GOAL OF THE EXERCISE ->
In this exercise, reproduce all the entries that follow exactly.

GIVEN ENTRIES ->
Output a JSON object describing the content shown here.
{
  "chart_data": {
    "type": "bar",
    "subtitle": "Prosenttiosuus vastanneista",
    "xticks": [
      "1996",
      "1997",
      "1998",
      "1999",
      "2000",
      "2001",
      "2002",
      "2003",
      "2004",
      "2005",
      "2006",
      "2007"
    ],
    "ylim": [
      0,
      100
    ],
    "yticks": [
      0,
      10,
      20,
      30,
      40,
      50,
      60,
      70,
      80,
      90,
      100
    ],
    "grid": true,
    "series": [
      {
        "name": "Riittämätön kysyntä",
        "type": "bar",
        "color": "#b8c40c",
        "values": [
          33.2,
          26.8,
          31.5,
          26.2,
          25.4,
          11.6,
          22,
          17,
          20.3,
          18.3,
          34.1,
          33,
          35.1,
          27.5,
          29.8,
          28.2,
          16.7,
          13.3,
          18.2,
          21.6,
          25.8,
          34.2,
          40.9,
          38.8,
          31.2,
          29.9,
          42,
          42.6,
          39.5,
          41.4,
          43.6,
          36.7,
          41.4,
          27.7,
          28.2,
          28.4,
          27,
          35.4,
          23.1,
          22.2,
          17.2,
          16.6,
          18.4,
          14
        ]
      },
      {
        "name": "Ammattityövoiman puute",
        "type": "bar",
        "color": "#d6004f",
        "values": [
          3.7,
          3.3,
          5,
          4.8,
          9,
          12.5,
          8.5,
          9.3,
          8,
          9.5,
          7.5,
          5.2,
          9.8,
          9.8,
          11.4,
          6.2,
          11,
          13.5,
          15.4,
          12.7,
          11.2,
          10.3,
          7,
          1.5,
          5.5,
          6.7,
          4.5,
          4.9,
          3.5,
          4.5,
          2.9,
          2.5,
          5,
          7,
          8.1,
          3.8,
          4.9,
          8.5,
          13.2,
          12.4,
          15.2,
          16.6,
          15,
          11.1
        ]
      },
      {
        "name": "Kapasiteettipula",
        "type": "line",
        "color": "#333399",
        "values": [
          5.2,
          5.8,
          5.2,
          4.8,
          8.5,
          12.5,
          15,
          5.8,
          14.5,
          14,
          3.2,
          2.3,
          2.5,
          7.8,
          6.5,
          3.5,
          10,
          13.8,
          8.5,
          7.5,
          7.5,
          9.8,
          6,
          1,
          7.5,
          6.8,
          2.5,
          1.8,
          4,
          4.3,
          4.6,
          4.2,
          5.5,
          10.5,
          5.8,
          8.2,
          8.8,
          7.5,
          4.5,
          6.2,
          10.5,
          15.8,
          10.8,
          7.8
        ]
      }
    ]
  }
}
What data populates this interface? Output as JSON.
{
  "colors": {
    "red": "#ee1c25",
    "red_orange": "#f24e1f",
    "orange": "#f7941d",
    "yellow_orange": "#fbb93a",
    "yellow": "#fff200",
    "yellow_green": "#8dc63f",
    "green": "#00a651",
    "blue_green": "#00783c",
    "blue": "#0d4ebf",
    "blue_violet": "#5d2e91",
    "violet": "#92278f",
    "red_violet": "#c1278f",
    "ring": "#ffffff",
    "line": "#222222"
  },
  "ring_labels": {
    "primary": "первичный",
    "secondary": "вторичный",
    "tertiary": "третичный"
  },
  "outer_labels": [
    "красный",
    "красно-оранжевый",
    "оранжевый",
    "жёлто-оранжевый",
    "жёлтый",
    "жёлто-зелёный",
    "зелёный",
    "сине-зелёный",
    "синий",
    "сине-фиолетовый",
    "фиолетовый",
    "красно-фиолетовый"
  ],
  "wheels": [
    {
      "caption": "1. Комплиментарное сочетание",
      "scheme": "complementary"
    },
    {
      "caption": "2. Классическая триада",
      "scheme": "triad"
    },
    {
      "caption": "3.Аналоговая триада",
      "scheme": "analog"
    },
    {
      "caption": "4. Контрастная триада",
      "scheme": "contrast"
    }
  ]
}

TASK RESULT ->
Output a JSON object describing the content shown here.
{
  "chart_data": {
    "type": "bar",
    "subtitle": "Prosenttiosuus vastanneista",
    "xticks": [
      "1996",
      "1997",
      "1998",
      "1999",
      "2000",
      "2001",
      "2002",
      "2003",
      "2004",
      "2005",
      "2006",
      "2007"
    ],
    "ylim": [
      0,
      100
    ],
    "yticks": [
      0,
      10,
      20,
      30,
      40,
      50,
      60,
      70,
      80,
      90,
      100
    ],
    "grid": true,
    "series": [
      {
        "name": "Riittämätön kysyntä",
        "type": "bar",
        "color": "#b8c40c",
        "values": [
          33.2,
          26.8,
          31.5,
          26.2,
          25.4,
          11.6,
          22,
          17,
          20.3,
          18.3,
          34.1,
          33,
          35.1,
          27.5,
          29.8,
          28.2,
          16.7,
          13.3,
          18.2,
          21.6,
          25.8,
          34.2,
          40.9,
          38.8,
          31.2,
          29.9,
          42,
          42.6,
          39.5,
          41.4,
          43.6,
          36.7,
          41.4,
          27.7,
          28.2,
          28.4,
          27,
          35.4,
          23.1,
          22.2,
          17.2,
          16.6,
          18.4,
          14
        ]
      },
      {
        "name": "Ammattityövoiman puute",
        "type": "bar",
        "color": "#d6004f",
        "values": [
          3.7,
          3.3,
          5,
          4.8,
          9,
          12.5,
          8.5,
          9.3,
          8,
          9.5,
          7.5,
          5.2,
          9.8,
          9.8,
          11.4,
          6.2,
          11,
          13.5,
          15.4,
          12.7,
          11.2,
          10.3,
          7,
          1.5,
          5.5,
          6.7,
          4.5,
          4.9,
          3.5,
          4.5,
          2.9,
          2.5,
          5,
          7,
          8.1,
          3.8,
          4.9,
          8.5,
          13.2,
          12.4,
          15.2,
          16.6,
          15,
          11.1
        ]
      },
      {
        "name": "Kapasiteettipula",
        "type": "line",
        "color": "#333399",
        "values": [
          5.2,
          5.8,
          5.2,
          4.8,
          8.5,
          12.5,
          15,
          5.8,
          14.5,
          14,
          3.2,
          2.3,
          2.5,
          7.8,
          6.5,
          3.5,
          10,
          13.8,
          8.5,
          7.5,
          7.5,
          9.8,
          6,
          1,
          7.5,
          6.8,
          2.5,
          1.8,
          4,
          4.3,
          4.6,
          4.2,
          5.5,
          10.5,
          5.8,
          8.2,
          8.8,
          7.5,
          4.5,
          6.2,
          10.5,
          15.8,
          10.8,
          7.8
        ]
      }
    ]
  }
}
What data populates this interface? Output as JSON.
{
  "colors": {
    "red": "#ee1c25",
    "red_orange": "#f24e1f",
    "orange": "#f7941d",
    "yellow_orange": "#fbb93a",
    "yellow": "#fff200",
    "yellow_green": "#8dc63f",
    "green": "#00a651",
    "blue_green": "#00783c",
    "blue": "#0d4ebf",
    "blue_violet": "#5d2e91",
    "violet": "#92278f",
    "red_violet": "#c1278f",
    "ring": "#ffffff",
    "line": "#222222"
  },
  "ring_labels": {
    "primary": "первичный",
    "secondary": "вторичный",
    "tertiary": "третичный"
  },
  "outer_labels": [
    "красный",
    "красно-оранжевый",
    "оранжевый",
    "жёлто-оранжевый",
    "жёлтый",
    "жёлто-зелёный",
    "зелёный",
    "сине-зелёный",
    "синий",
    "сине-фиолетовый",
    "фиолетовый",
    "красно-фиолетовый"
  ],
  "wheels": [
    {
      "caption": "1. Комплиментарное сочетание",
      "scheme": "complementary"
    },
    {
      "caption": "2. Классическая триада",
      "scheme": "triad"
    },
    {
      "caption": "3.Аналоговая триада",
      "scheme": "analog"
    },
    {
      "caption": "4. Контрастная триада",
      "scheme": "contrast"
    }
  ]
}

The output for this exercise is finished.